Task goal:
Your answer should be a single number: the count of lines in the material below that hold "xlabel".

Figure dataset records

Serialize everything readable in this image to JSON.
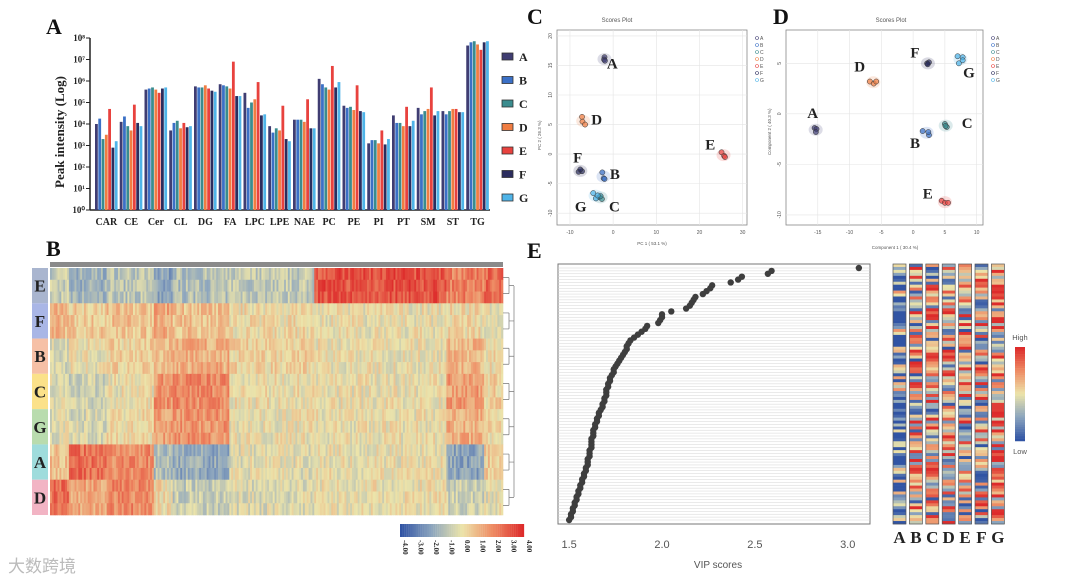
{
  "panels": {
    "a": "A",
    "b": "B",
    "c": "C",
    "d": "D",
    "e": "E"
  },
  "watermark": "大数跨境",
  "group_colors": {
    "A": "#3f3d72",
    "B": "#3b70c6",
    "C": "#3a8c8e",
    "D": "#f07d42",
    "E": "#e8423e",
    "F": "#2b2d5e",
    "G": "#4fb4e8"
  },
  "chart_data": [
    {
      "id": "A",
      "type": "bar",
      "ylabel": "Peak intensity (Log)",
      "yscale": "log10",
      "ylim_exp": [
        0,
        8
      ],
      "ytick_labels": [
        "10⁰",
        "10¹",
        "10²",
        "10³",
        "10⁴",
        "10⁵",
        "10⁶",
        "10⁷",
        "10⁸"
      ],
      "legend_position": "right",
      "categories": [
        "CAR",
        "CE",
        "Cer",
        "CL",
        "DG",
        "FA",
        "LPC",
        "LPE",
        "NAE",
        "PC",
        "PE",
        "PI",
        "PT",
        "SM",
        "ST",
        "TG"
      ],
      "series_log10": [
        {
          "name": "A",
          "values": [
            4.0,
            4.1,
            5.6,
            3.7,
            5.75,
            5.85,
            5.45,
            3.9,
            4.2,
            6.1,
            4.85,
            3.1,
            4.4,
            4.75,
            4.6,
            7.65
          ]
        },
        {
          "name": "B",
          "values": [
            4.25,
            4.35,
            5.65,
            4.05,
            5.7,
            5.8,
            4.75,
            3.6,
            4.2,
            5.85,
            4.75,
            3.25,
            4.05,
            4.45,
            4.45,
            7.8
          ]
        },
        {
          "name": "C",
          "values": [
            3.3,
            3.9,
            5.7,
            4.15,
            5.7,
            5.75,
            5.0,
            3.8,
            4.2,
            5.7,
            4.8,
            3.25,
            4.05,
            4.6,
            4.6,
            7.85
          ]
        },
        {
          "name": "D",
          "values": [
            3.5,
            3.7,
            5.6,
            3.8,
            5.8,
            5.65,
            5.15,
            3.7,
            4.1,
            5.6,
            4.65,
            3.1,
            3.9,
            4.7,
            4.7,
            7.7
          ]
        },
        {
          "name": "E",
          "values": [
            4.7,
            4.9,
            5.45,
            4.05,
            5.65,
            6.9,
            5.95,
            4.85,
            5.15,
            6.7,
            5.8,
            3.7,
            4.8,
            5.7,
            4.7,
            7.45
          ]
        },
        {
          "name": "F",
          "values": [
            2.9,
            4.05,
            5.65,
            3.85,
            5.55,
            5.3,
            4.4,
            3.3,
            3.8,
            5.7,
            4.6,
            3.05,
            3.9,
            4.4,
            4.55,
            7.8
          ]
        },
        {
          "name": "G",
          "values": [
            3.2,
            3.9,
            5.7,
            3.9,
            5.5,
            5.3,
            4.45,
            3.2,
            3.8,
            5.95,
            4.55,
            3.3,
            4.15,
            4.6,
            4.55,
            7.85
          ]
        }
      ]
    },
    {
      "id": "B",
      "type": "heatmap",
      "rows": [
        "E",
        "F",
        "B",
        "C",
        "G",
        "A",
        "D"
      ],
      "row_colors": [
        "#a9b5cf",
        "#a9b6e6",
        "#f6c0a6",
        "#fbe18a",
        "#b9dcae",
        "#9fdcdc",
        "#f2b4c4"
      ],
      "colorbar_range": [
        -4,
        4
      ],
      "colorbar_ticks": [
        "-4.00",
        "-3.00",
        "-2.00",
        "-1.00",
        "0.00",
        "1.00",
        "2.00",
        "3.00",
        "4.00"
      ],
      "column_blocks_features": [
        10,
        20,
        25,
        10,
        30,
        45,
        70,
        20,
        10
      ],
      "block_means": [
        [
          -0.8,
          -1.6,
          -1.0,
          -2.0,
          -1.2,
          -0.9,
          3.2,
          2.2,
          2.8
        ],
        [
          1.0,
          0.6,
          0.8,
          1.4,
          0.8,
          0.2,
          0.0,
          0.2,
          0.0
        ],
        [
          -0.4,
          0.0,
          0.4,
          0.8,
          1.2,
          0.4,
          0.0,
          1.0,
          0.2
        ],
        [
          -0.2,
          -0.6,
          0.0,
          1.8,
          2.0,
          0.1,
          0.0,
          1.6,
          0.4
        ],
        [
          -0.2,
          -0.4,
          0.2,
          1.6,
          1.8,
          0.0,
          0.0,
          1.2,
          0.2
        ],
        [
          0.8,
          2.6,
          2.0,
          -1.2,
          -1.8,
          -0.2,
          0.0,
          -2.0,
          0.6
        ],
        [
          2.6,
          1.4,
          2.0,
          0.2,
          -0.8,
          -0.3,
          0.0,
          -0.6,
          -0.2
        ]
      ]
    },
    {
      "id": "C",
      "type": "scatter",
      "title": "Scores Plot",
      "xlabel": "PC 1 ( 53.1 %)",
      "ylabel": "PC 2 ( 26.3 %)",
      "xlim": [
        -13,
        31
      ],
      "ylim": [
        -12,
        21
      ],
      "xticks": [
        -10,
        0,
        10,
        20,
        30
      ],
      "yticks": [
        -10,
        -5,
        0,
        5,
        10,
        15,
        20
      ],
      "legend": [
        "A",
        "B",
        "C",
        "D",
        "E",
        "F",
        "G"
      ],
      "points": {
        "A": [
          [
            -2,
            16.4
          ],
          [
            -2.1,
            16
          ],
          [
            -1.9,
            15.8
          ]
        ],
        "B": [
          [
            -2.5,
            -3.1
          ],
          [
            -2.2,
            -4.1
          ],
          [
            -2,
            -4.2
          ]
        ],
        "C": [
          [
            -3.2,
            -7.3
          ],
          [
            -2.6,
            -7.6
          ],
          [
            -2.9,
            -7.1
          ]
        ],
        "D": [
          [
            -7.2,
            6.3
          ],
          [
            -7.1,
            5.5
          ],
          [
            -6.5,
            5.0
          ]
        ],
        "E": [
          [
            25.1,
            0.3
          ],
          [
            25.7,
            -0.3
          ],
          [
            25.9,
            -0.5
          ]
        ],
        "F": [
          [
            -8,
            -3.0
          ],
          [
            -7.2,
            -2.9
          ],
          [
            -7.6,
            -2.6
          ]
        ],
        "G": [
          [
            -4.6,
            -6.6
          ],
          [
            -4.0,
            -7.5
          ],
          [
            -3.6,
            -7.0
          ]
        ]
      },
      "point_labels": {
        "A": [
          -0.2,
          14.5
        ],
        "D": [
          -3.8,
          5.0
        ],
        "E": [
          22.5,
          0.8
        ],
        "F": [
          -8.2,
          -1.4
        ],
        "B": [
          0.4,
          -4.2
        ],
        "G": [
          -7.5,
          -9.7
        ],
        "C": [
          0.3,
          -9.7
        ]
      }
    },
    {
      "id": "D",
      "type": "scatter",
      "title": "Scores Plot",
      "xlabel": "Component 1 ( 30.4 %)",
      "ylabel": "Component 2 ( 40.3 %)",
      "xlim": [
        -20,
        11
      ],
      "ylim": [
        -11,
        8.3
      ],
      "xticks": [
        -15,
        -10,
        -5,
        0,
        5,
        10
      ],
      "yticks": [
        -10,
        -5,
        0,
        5
      ],
      "legend": [
        "A",
        "B",
        "C",
        "D",
        "E",
        "F",
        "G"
      ],
      "points": {
        "A": [
          [
            -15.5,
            -1.4
          ],
          [
            -15.2,
            -1.5
          ],
          [
            -15.3,
            -1.8
          ]
        ],
        "B": [
          [
            1.5,
            -1.7
          ],
          [
            2.5,
            -2.1
          ],
          [
            2.4,
            -1.8
          ]
        ],
        "C": [
          [
            5.0,
            -1.0
          ],
          [
            5.3,
            -1.3
          ],
          [
            5.1,
            -1.2
          ]
        ],
        "D": [
          [
            -6.8,
            3.2
          ],
          [
            -6.2,
            3.0
          ],
          [
            -5.8,
            3.2
          ]
        ],
        "E": [
          [
            4.5,
            -8.6
          ],
          [
            5.0,
            -8.8
          ],
          [
            5.5,
            -8.8
          ]
        ],
        "F": [
          [
            2.2,
            5.0
          ],
          [
            2.5,
            5.1
          ],
          [
            2.3,
            4.9
          ]
        ],
        "G": [
          [
            7.0,
            5.7
          ],
          [
            7.8,
            5.6
          ],
          [
            7.2,
            5.0
          ],
          [
            7.8,
            5.3
          ]
        ]
      },
      "point_labels": {
        "A": [
          -15.8,
          -0.4
        ],
        "D": [
          -8.4,
          4.2
        ],
        "F": [
          0.3,
          5.6
        ],
        "G": [
          8.8,
          3.6
        ],
        "C": [
          8.5,
          -1.4
        ],
        "B": [
          0.3,
          -3.4
        ],
        "E": [
          2.3,
          -8.4
        ]
      }
    },
    {
      "id": "E",
      "type": "scatter",
      "xlabel": "VIP scores",
      "xlim": [
        1.44,
        3.12
      ],
      "xticks": [
        "1.5",
        "2.0",
        "2.5",
        "3.0"
      ],
      "vip_values": [
        3.06,
        2.59,
        2.57,
        2.43,
        2.41,
        2.37,
        2.27,
        2.26,
        2.24,
        2.22,
        2.18,
        2.17,
        2.16,
        2.15,
        2.13,
        2.05,
        2.0,
        2.0,
        1.99,
        1.98,
        1.92,
        1.91,
        1.89,
        1.87,
        1.85,
        1.83,
        1.82,
        1.81,
        1.81,
        1.8,
        1.79,
        1.78,
        1.77,
        1.76,
        1.75,
        1.74,
        1.74,
        1.73,
        1.72,
        1.72,
        1.71,
        1.71,
        1.7,
        1.7,
        1.7,
        1.69,
        1.69,
        1.68,
        1.68,
        1.67,
        1.66,
        1.66,
        1.65,
        1.65,
        1.64,
        1.64,
        1.63,
        1.63,
        1.63,
        1.62,
        1.62,
        1.62,
        1.62,
        1.61,
        1.61,
        1.61,
        1.6,
        1.6,
        1.6,
        1.59,
        1.59,
        1.58,
        1.58,
        1.57,
        1.57,
        1.56,
        1.56,
        1.55,
        1.55,
        1.54,
        1.54,
        1.53,
        1.53,
        1.52,
        1.52,
        1.51,
        1.51,
        1.5
      ],
      "heat_columns": [
        "A",
        "B",
        "C",
        "D",
        "E",
        "F",
        "G"
      ],
      "heat_legend": {
        "high": "High",
        "low": "Low"
      }
    }
  ]
}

Expected output:
3